• **Task objective**: Provide the data again in its entirety, exactly as given.

◇ ◇ ◇

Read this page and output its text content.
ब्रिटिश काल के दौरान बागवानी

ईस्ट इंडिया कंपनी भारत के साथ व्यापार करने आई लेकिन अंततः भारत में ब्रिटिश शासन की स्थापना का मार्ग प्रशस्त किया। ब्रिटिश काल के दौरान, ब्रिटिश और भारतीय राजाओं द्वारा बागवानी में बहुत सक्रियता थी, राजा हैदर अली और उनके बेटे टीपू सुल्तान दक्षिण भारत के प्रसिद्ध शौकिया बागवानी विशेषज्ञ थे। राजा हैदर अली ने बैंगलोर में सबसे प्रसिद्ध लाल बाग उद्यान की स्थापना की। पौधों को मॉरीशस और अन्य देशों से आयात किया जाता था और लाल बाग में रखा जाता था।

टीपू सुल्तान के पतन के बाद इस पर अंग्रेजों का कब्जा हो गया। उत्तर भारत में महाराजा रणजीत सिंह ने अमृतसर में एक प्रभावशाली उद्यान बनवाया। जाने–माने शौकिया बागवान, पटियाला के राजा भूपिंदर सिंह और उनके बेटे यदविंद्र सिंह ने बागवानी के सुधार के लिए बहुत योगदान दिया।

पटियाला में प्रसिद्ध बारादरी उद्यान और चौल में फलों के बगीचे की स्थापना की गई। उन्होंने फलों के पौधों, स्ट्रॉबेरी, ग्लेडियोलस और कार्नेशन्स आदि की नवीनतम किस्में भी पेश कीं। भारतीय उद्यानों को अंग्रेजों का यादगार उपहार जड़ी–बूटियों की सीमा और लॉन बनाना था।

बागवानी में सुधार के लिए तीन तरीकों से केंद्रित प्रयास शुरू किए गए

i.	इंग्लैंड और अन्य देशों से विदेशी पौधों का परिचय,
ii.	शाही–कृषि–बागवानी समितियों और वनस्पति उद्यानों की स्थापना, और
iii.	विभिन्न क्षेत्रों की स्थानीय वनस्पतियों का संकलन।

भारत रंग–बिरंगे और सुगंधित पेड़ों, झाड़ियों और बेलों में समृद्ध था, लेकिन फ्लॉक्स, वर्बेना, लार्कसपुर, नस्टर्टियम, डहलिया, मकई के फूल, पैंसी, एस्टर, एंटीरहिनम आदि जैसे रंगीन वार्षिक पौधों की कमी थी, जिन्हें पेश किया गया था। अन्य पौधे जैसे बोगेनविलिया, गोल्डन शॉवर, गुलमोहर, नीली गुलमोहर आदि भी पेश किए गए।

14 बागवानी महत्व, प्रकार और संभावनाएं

◇ ◇ ◇

• **Answer to the task**:
Read this page and output its text content.
ब्रिटिश काल के दौरान बागवानी

ईस्ट इंडिया कंपनी भारत के साथ व्यापार करने आई लेकिन अंततः भारत में ब्रिटिश शासन की स्थापना का मार्ग प्रशस्त किया। ब्रिटिश काल के दौरान, ब्रिटिश और भारतीय राजाओं द्वारा बागवानी में बहुत सक्रियता थी, राजा हैदर अली और उनके बेटे टीपू सुल्तान दक्षिण भारत के प्रसिद्ध शौकिया बागवानी विशेषज्ञ थे। राजा हैदर अली ने बैंगलोर में सबसे प्रसिद्ध लाल बाग उद्यान की स्थापना की। पौधों को मॉरीशस और अन्य देशों से आयात किया जाता था और लाल बाग में रखा जाता था।

टीपू सुल्तान के पतन के बाद इस पर अंग्रेजों का कब्जा हो गया। उत्तर भारत में महाराजा रणजीत सिंह ने अमृतसर में एक प्रभावशाली उद्यान बनवाया। जाने–माने शौकिया बागवान, पटियाला के राजा भूपिंदर सिंह और उनके बेटे यदविंद्र सिंह ने बागवानी के सुधार के लिए बहुत योगदान दिया।

पटियाला में प्रसिद्ध बारादरी उद्यान और चौल में फलों के बगीचे की स्थापना की गई। उन्होंने फलों के पौधों, स्ट्रॉबेरी, ग्लेडियोलस और कार्नेशन्स आदि की नवीनतम किस्में भी पेश कीं। भारतीय उद्यानों को अंग्रेजों का यादगार उपहार जड़ी–बूटियों की सीमा और लॉन बनाना था।

बागवानी में सुधार के लिए तीन तरीकों से केंद्रित प्रयास शुरू किए गए

i.	इंग्लैंड और अन्य देशों से विदेशी पौधों का परिचय,
ii.	शाही–कृषि–बागवानी समितियों और वनस्पति उद्यानों की स्थापना, और
iii.	विभिन्न क्षेत्रों की स्थानीय वनस्पतियों का संकलन।

भारत रंग–बिरंगे और सुगंधित पेड़ों, झाड़ियों और बेलों में समृद्ध था, लेकिन फ्लॉक्स, वर्बेना, लार्कसपुर, नस्टर्टियम, डहलिया, मकई के फूल, पैंसी, एस्टर, एंटीरहिनम आदि जैसे रंगीन वार्षिक पौधों की कमी थी, जिन्हें पेश किया गया था। अन्य पौधे जैसे बोगेनविलिया, गोल्डन शॉवर, गुलमोहर, नीली गुलमोहर आदि भी पेश किए गए।

14 बागवानी महत्व, प्रकार और संभावनाएं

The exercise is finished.